**Provided information:**
══════════
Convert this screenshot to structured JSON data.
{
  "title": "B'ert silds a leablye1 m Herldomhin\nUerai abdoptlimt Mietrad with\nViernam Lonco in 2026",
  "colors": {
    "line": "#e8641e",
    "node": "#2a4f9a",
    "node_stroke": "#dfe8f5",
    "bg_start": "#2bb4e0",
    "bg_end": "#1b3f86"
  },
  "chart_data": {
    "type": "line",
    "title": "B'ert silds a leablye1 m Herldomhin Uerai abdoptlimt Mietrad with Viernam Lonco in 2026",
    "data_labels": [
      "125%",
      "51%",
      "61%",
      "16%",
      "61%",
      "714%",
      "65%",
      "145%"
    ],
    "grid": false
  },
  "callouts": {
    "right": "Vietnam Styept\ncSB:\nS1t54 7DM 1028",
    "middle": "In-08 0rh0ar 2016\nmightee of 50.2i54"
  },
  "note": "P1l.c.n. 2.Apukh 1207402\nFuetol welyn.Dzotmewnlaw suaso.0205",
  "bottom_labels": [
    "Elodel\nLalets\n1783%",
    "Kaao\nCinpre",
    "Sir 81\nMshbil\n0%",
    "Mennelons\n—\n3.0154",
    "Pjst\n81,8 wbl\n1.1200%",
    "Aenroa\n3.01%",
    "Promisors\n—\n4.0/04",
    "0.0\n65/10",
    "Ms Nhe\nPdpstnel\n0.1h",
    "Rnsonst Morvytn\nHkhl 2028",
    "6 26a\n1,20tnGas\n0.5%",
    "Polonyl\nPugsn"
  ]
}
══════════
**What the task asks:** Take every line containing the word "with" and copy it.

**Output for this exercise:**
  "title": "B'ert silds a leablye1 m Herldomhin\nUerai abdoptlimt Mietrad with\nViernam Lonco in 2026",
    "title": "B'ert silds a leablye1 m Herldomhin Uerai abdoptlimt Mietrad with Viernam Lonco in 2026",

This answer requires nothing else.